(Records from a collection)
★ ★ ★ ★

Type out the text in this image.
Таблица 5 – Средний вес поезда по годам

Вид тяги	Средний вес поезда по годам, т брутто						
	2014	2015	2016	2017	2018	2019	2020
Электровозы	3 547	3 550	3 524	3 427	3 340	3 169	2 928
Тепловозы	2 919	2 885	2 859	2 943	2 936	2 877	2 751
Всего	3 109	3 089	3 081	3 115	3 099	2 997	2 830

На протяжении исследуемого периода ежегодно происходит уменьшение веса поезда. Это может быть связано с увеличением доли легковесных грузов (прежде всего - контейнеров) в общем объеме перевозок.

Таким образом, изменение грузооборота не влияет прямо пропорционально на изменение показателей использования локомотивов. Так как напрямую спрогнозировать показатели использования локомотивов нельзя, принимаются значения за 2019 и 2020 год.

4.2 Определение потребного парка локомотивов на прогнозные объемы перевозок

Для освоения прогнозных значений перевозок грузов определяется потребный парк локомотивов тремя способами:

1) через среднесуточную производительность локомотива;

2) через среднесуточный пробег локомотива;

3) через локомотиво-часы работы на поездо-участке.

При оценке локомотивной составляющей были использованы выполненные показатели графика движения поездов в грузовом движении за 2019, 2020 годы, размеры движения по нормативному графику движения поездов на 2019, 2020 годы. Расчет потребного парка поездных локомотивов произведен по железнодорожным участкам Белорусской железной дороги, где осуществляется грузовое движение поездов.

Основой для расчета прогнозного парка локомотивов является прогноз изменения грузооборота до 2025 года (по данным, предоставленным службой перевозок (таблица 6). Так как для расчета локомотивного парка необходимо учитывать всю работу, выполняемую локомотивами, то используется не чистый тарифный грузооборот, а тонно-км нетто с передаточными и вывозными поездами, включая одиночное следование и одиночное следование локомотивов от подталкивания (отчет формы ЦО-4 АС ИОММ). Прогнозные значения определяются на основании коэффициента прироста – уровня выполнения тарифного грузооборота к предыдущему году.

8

★ ★ ★ ★

**Task:** Restate the whole of the material exactly.

**Solution for this exercise:**
Type out the text in this image.
Таблица 5 – Средний вес поезда по годам

Вид тяги	Средний вес поезда по годам, т брутто						
	2014	2015	2016	2017	2018	2019	2020
Электровозы	3 547	3 550	3 524	3 427	3 340	3 169	2 928
Тепловозы	2 919	2 885	2 859	2 943	2 936	2 877	2 751
Всего	3 109	3 089	3 081	3 115	3 099	2 997	2 830

На протяжении исследуемого периода ежегодно происходит уменьшение веса поезда. Это может быть связано с увеличением доли легковесных грузов (прежде всего - контейнеров) в общем объеме перевозок.

Таким образом, изменение грузооборота не влияет прямо пропорционально на изменение показателей использования локомотивов. Так как напрямую спрогнозировать показатели использования локомотивов нельзя, принимаются значения за 2019 и 2020 год.

4.2 Определение потребного парка локомотивов на прогнозные объемы перевозок

Для освоения прогнозных значений перевозок грузов определяется потребный парк локомотивов тремя способами:

1) через среднесуточную производительность локомотива;

2) через среднесуточный пробег локомотива;

3) через локомотиво-часы работы на поездо-участке.

При оценке локомотивной составляющей были использованы выполненные показатели графика движения поездов в грузовом движении за 2019, 2020 годы, размеры движения по нормативному графику движения поездов на 2019, 2020 годы. Расчет потребного парка поездных локомотивов произведен по железнодорожным участкам Белорусской железной дороги, где осуществляется грузовое движение поездов.

Основой для расчета прогнозного парка локомотивов является прогноз изменения грузооборота до 2025 года (по данным, предоставленным службой перевозок (таблица 6). Так как для расчета локомотивного парка необходимо учитывать всю работу, выполняемую локомотивами, то используется не чистый тарифный грузооборот, а тонно-км нетто с передаточными и вывозными поездами, включая одиночное следование и одиночное следование локомотивов от подталкивания (отчет формы ЦО-4 АС ИОММ). Прогнозные значения определяются на основании коэффициента прироста – уровня выполнения тарифного грузооборота к предыдущему году.

8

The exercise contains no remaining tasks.